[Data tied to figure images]
- Opening Delimiter -

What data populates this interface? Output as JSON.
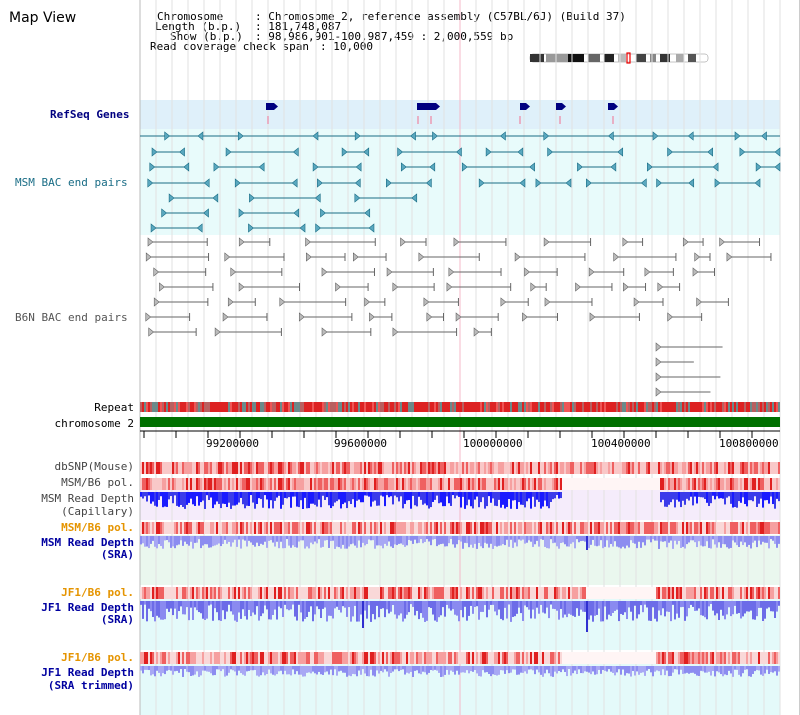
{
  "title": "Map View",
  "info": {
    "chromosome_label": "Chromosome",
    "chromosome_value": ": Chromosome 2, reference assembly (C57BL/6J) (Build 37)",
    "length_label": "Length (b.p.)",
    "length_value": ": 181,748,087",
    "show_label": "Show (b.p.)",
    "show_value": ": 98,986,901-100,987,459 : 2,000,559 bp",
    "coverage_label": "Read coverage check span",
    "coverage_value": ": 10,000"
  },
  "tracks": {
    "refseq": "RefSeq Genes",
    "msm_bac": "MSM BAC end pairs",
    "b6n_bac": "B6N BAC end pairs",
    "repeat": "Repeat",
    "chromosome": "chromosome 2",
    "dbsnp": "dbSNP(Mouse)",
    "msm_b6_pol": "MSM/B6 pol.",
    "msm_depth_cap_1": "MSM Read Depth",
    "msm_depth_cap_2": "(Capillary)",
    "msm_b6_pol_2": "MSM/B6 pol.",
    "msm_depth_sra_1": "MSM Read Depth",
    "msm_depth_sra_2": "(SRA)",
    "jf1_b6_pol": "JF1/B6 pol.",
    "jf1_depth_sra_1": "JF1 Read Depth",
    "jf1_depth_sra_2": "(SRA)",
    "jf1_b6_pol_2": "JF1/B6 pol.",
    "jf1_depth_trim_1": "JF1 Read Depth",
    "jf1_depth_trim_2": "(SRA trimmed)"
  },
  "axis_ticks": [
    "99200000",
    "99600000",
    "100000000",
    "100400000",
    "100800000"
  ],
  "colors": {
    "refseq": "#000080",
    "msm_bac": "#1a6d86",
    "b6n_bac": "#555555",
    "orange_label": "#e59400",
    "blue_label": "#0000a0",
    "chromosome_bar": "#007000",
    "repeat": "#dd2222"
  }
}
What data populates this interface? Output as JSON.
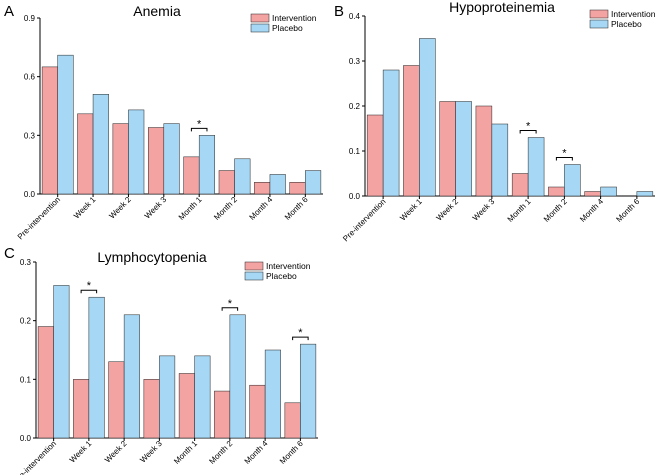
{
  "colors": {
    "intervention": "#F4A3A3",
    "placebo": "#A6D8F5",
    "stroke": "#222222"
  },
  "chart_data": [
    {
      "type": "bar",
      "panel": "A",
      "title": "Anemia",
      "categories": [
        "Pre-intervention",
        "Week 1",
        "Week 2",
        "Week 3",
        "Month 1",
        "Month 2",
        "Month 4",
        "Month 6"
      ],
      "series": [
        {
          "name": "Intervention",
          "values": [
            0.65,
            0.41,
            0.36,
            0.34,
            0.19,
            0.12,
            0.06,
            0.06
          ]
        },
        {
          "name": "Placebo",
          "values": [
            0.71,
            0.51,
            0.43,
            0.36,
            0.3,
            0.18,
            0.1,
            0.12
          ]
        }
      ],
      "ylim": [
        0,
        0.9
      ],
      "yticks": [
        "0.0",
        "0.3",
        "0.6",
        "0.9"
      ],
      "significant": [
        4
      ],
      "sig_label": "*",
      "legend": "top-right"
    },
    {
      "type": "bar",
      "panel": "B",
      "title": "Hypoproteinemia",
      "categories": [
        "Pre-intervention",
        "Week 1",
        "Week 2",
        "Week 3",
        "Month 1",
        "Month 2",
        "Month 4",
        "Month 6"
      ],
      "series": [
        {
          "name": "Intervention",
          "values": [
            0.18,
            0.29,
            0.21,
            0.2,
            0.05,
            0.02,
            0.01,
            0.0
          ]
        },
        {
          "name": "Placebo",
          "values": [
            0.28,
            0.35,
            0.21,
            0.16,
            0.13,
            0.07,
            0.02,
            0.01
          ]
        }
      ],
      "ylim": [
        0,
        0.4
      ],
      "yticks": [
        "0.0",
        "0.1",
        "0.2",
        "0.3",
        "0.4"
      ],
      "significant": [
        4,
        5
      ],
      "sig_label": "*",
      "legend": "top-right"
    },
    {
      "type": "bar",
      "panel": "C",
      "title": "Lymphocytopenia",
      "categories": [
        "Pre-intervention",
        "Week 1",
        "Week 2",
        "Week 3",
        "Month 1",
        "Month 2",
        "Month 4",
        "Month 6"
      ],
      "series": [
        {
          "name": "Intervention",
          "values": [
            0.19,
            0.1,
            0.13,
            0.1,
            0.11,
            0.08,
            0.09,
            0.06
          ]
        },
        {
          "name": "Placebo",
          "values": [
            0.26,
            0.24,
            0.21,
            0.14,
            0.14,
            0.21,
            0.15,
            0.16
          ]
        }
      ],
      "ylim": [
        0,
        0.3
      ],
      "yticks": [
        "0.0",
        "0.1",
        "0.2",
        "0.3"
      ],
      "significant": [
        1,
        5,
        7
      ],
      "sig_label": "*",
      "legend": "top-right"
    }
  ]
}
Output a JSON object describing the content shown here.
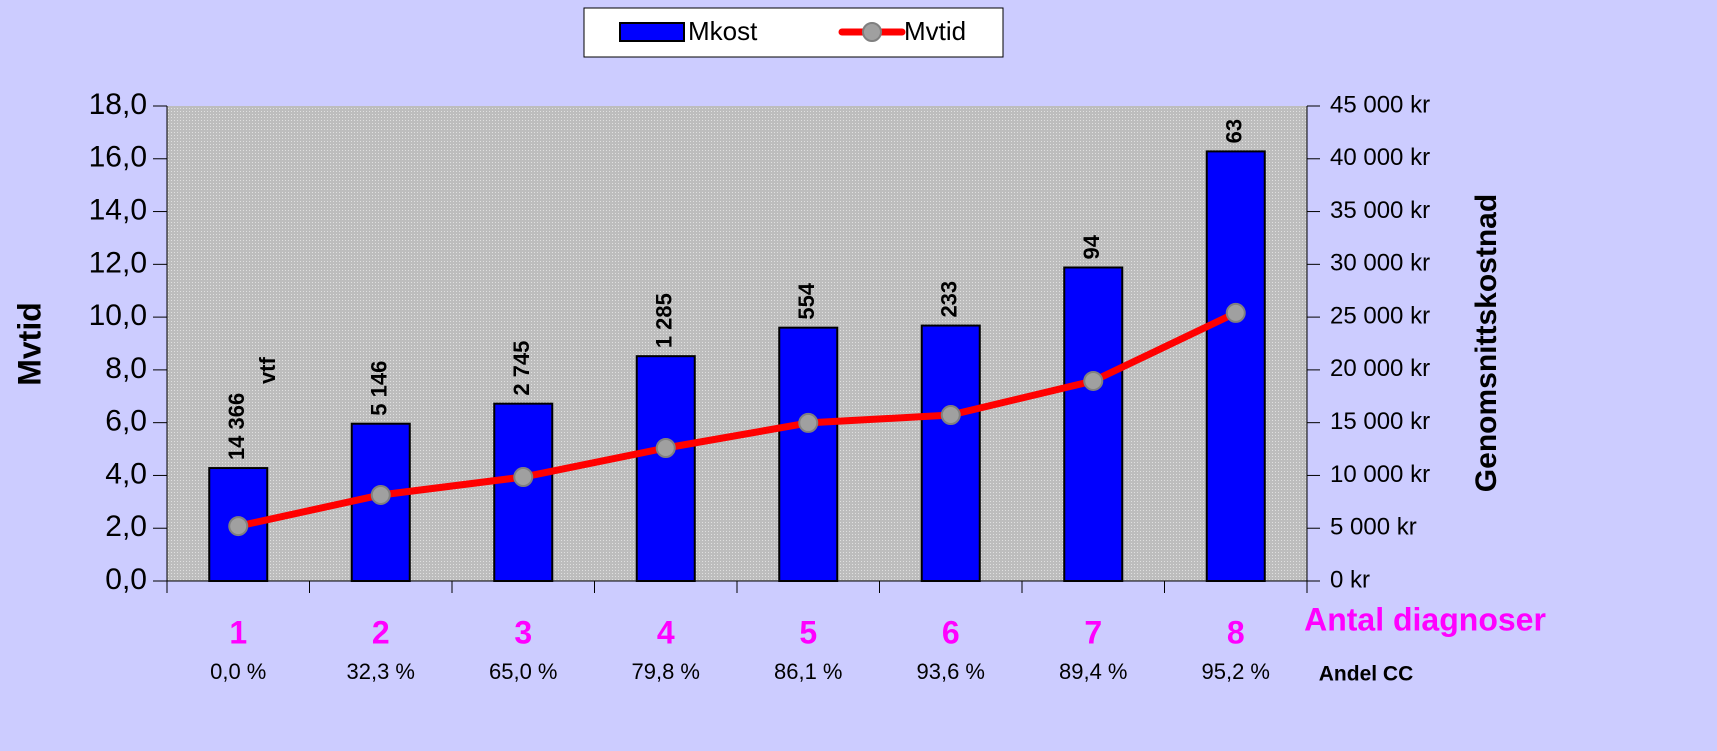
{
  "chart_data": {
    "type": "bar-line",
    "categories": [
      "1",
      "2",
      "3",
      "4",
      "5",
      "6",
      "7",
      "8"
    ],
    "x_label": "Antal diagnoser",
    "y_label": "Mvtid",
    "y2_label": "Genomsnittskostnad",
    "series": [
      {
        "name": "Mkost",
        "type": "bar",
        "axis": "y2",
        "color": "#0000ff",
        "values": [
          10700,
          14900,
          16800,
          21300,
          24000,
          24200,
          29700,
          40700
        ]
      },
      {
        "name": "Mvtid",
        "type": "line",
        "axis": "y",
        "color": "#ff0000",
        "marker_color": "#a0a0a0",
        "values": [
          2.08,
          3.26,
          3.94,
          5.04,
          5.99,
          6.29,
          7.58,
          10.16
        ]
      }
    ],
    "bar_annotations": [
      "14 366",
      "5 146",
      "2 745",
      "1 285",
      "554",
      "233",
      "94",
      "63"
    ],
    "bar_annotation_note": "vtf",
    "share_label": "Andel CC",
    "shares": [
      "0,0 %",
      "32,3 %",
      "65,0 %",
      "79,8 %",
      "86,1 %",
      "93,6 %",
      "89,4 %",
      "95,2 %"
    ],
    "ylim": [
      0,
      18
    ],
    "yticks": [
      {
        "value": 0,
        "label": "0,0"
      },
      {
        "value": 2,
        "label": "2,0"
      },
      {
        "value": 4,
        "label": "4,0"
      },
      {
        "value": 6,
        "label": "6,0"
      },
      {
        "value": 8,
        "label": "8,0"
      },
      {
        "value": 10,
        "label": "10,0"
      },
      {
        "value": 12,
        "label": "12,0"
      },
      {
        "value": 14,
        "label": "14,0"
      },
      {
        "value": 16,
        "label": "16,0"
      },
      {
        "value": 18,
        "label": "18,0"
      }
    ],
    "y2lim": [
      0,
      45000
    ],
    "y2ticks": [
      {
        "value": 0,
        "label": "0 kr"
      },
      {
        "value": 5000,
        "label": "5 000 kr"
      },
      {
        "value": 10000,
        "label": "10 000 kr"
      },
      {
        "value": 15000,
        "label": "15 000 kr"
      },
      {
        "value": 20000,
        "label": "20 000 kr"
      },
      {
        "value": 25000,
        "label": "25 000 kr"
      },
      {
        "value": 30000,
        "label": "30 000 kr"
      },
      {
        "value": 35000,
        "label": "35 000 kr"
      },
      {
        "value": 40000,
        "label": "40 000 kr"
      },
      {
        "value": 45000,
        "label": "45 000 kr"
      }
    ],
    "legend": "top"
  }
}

- Closing Delimiter -

Give back all of the entries verbatim, but without pictures.

### WRITTEN SOLUTION
What data populates this interface? Output as JSON.
{
  "title": "Map View",
  "info": {
    "chromosome_label": "Chromosome",
    "chromosome_value": ": Chromosome 2, reference assembly (C57BL/6J) (Build 37)",
    "length_label": "Length (b.p.)",
    "length_value": ": 181,748,087",
    "show_label": "Show (b.p.)",
    "show_value": ": 98,986,901-100,987,459 : 2,000,559 bp",
    "coverage_label": "Read coverage check span",
    "coverage_value": ": 10,000"
  },
  "tracks": {
    "refseq": "RefSeq Genes",
    "msm_bac": "MSM BAC end pairs",
    "b6n_bac": "B6N BAC end pairs",
    "repeat": "Repeat",
    "chromosome": "chromosome 2",
    "dbsnp": "dbSNP(Mouse)",
    "msm_b6_pol": "MSM/B6 pol.",
    "msm_depth_cap_1": "MSM Read Depth",
    "msm_depth_cap_2": "(Capillary)",
    "msm_b6_pol_2": "MSM/B6 pol.",
    "msm_depth_sra_1": "MSM Read Depth",
    "msm_depth_sra_2": "(SRA)",
    "jf1_b6_pol": "JF1/B6 pol.",
    "jf1_depth_sra_1": "JF1 Read Depth",
    "jf1_depth_sra_2": "(SRA)",
    "jf1_b6_pol_2": "JF1/B6 pol.",
    "jf1_depth_trim_1": "JF1 Read Depth",
    "jf1_depth_trim_2": "(SRA trimmed)"
  },
  "axis_ticks": [
    "99200000",
    "99600000",
    "100000000",
    "100400000",
    "100800000"
  ],
  "colors": {
    "refseq": "#000080",
    "msm_bac": "#1a6d86",
    "b6n_bac": "#555555",
    "orange_label": "#e59400",
    "blue_label": "#0000a0",
    "chromosome_bar": "#007000",
    "repeat": "#dd2222"
  }
}
What data populates this interface? Output as JSON.
{
  "colors": {
    "intervention": "#F4A3A3",
    "placebo": "#A6D8F5",
    "stroke": "#222222"
  },
  "chart_data": [
    {
      "type": "bar",
      "panel": "A",
      "title": "Anemia",
      "categories": [
        "Pre-intervention",
        "Week 1",
        "Week 2",
        "Week 3",
        "Month 1",
        "Month 2",
        "Month 4",
        "Month 6"
      ],
      "series": [
        {
          "name": "Intervention",
          "values": [
            0.65,
            0.41,
            0.36,
            0.34,
            0.19,
            0.12,
            0.06,
            0.06
          ]
        },
        {
          "name": "Placebo",
          "values": [
            0.71,
            0.51,
            0.43,
            0.36,
            0.3,
            0.18,
            0.1,
            0.12
          ]
        }
      ],
      "ylim": [
        0,
        0.9
      ],
      "yticks": [
        "0.0",
        "0.3",
        "0.6",
        "0.9"
      ],
      "significant": [
        4
      ],
      "sig_label": "*",
      "legend": "top-right"
    },
    {
      "type": "bar",
      "panel": "B",
      "title": "Hypoproteinemia",
      "categories": [
        "Pre-intervention",
        "Week 1",
        "Week 2",
        "Week 3",
        "Month 1",
        "Month 2",
        "Month 4",
        "Month 6"
      ],
      "series": [
        {
          "name": "Intervention",
          "values": [
            0.18,
            0.29,
            0.21,
            0.2,
            0.05,
            0.02,
            0.01,
            0.0
          ]
        },
        {
          "name": "Placebo",
          "values": [
            0.28,
            0.35,
            0.21,
            0.16,
            0.13,
            0.07,
            0.02,
            0.01
          ]
        }
      ],
      "ylim": [
        0,
        0.4
      ],
      "yticks": [
        "0.0",
        "0.1",
        "0.2",
        "0.3",
        "0.4"
      ],
      "significant": [
        4,
        5
      ],
      "sig_label": "*",
      "legend": "top-right"
    },
    {
      "type": "bar",
      "panel": "C",
      "title": "Lymphocytopenia",
      "categories": [
        "Pre-intervention",
        "Week 1",
        "Week 2",
        "Week 3",
        "Month 1",
        "Month 2",
        "Month 4",
        "Month 6"
      ],
      "series": [
        {
          "name": "Intervention",
          "values": [
            0.19,
            0.1,
            0.13,
            0.1,
            0.11,
            0.08,
            0.09,
            0.06
          ]
        },
        {
          "name": "Placebo",
          "values": [
            0.26,
            0.24,
            0.21,
            0.14,
            0.14,
            0.21,
            0.15,
            0.16
          ]
        }
      ],
      "ylim": [
        0,
        0.3
      ],
      "yticks": [
        "0.0",
        "0.1",
        "0.2",
        "0.3"
      ],
      "significant": [
        1,
        5,
        7
      ],
      "sig_label": "*",
      "legend": "top-right"
    }
  ]
}
Output a JSON object describing the content shown here.
{
  "chart_data": {
    "type": "bar-line",
    "categories": [
      "1",
      "2",
      "3",
      "4",
      "5",
      "6",
      "7",
      "8"
    ],
    "x_label": "Antal diagnoser",
    "y_label": "Mvtid",
    "y2_label": "Genomsnittskostnad",
    "series": [
      {
        "name": "Mkost",
        "type": "bar",
        "axis": "y2",
        "color": "#0000ff",
        "values": [
          10700,
          14900,
          16800,
          21300,
          24000,
          24200,
          29700,
          40700
        ]
      },
      {
        "name": "Mvtid",
        "type": "line",
        "axis": "y",
        "color": "#ff0000",
        "marker_color": "#a0a0a0",
        "values": [
          2.08,
          3.26,
          3.94,
          5.04,
          5.99,
          6.29,
          7.58,
          10.16
        ]
      }
    ],
    "bar_annotations": [
      "14 366",
      "5 146",
      "2 745",
      "1 285",
      "554",
      "233",
      "94",
      "63"
    ],
    "bar_annotation_note": "vtf",
    "share_label": "Andel CC",
    "shares": [
      "0,0 %",
      "32,3 %",
      "65,0 %",
      "79,8 %",
      "86,1 %",
      "93,6 %",
      "89,4 %",
      "95,2 %"
    ],
    "ylim": [
      0,
      18
    ],
    "yticks": [
      {
        "value": 0,
        "label": "0,0"
      },
      {
        "value": 2,
        "label": "2,0"
      },
      {
        "value": 4,
        "label": "4,0"
      },
      {
        "value": 6,
        "label": "6,0"
      },
      {
        "value": 8,
        "label": "8,0"
      },
      {
        "value": 10,
        "label": "10,0"
      },
      {
        "value": 12,
        "label": "12,0"
      },
      {
        "value": 14,
        "label": "14,0"
      },
      {
        "value": 16,
        "label": "16,0"
      },
      {
        "value": 18,
        "label": "18,0"
      }
    ],
    "y2lim": [
      0,
      45000
    ],
    "y2ticks": [
      {
        "value": 0,
        "label": "0 kr"
      },
      {
        "value": 5000,
        "label": "5 000 kr"
      },
      {
        "value": 10000,
        "label": "10 000 kr"
      },
      {
        "value": 15000,
        "label": "15 000 kr"
      },
      {
        "value": 20000,
        "label": "20 000 kr"
      },
      {
        "value": 25000,
        "label": "25 000 kr"
      },
      {
        "value": 30000,
        "label": "30 000 kr"
      },
      {
        "value": 35000,
        "label": "35 000 kr"
      },
      {
        "value": 40000,
        "label": "40 000 kr"
      },
      {
        "value": 45000,
        "label": "45 000 kr"
      }
    ],
    "legend": "top"
  }
}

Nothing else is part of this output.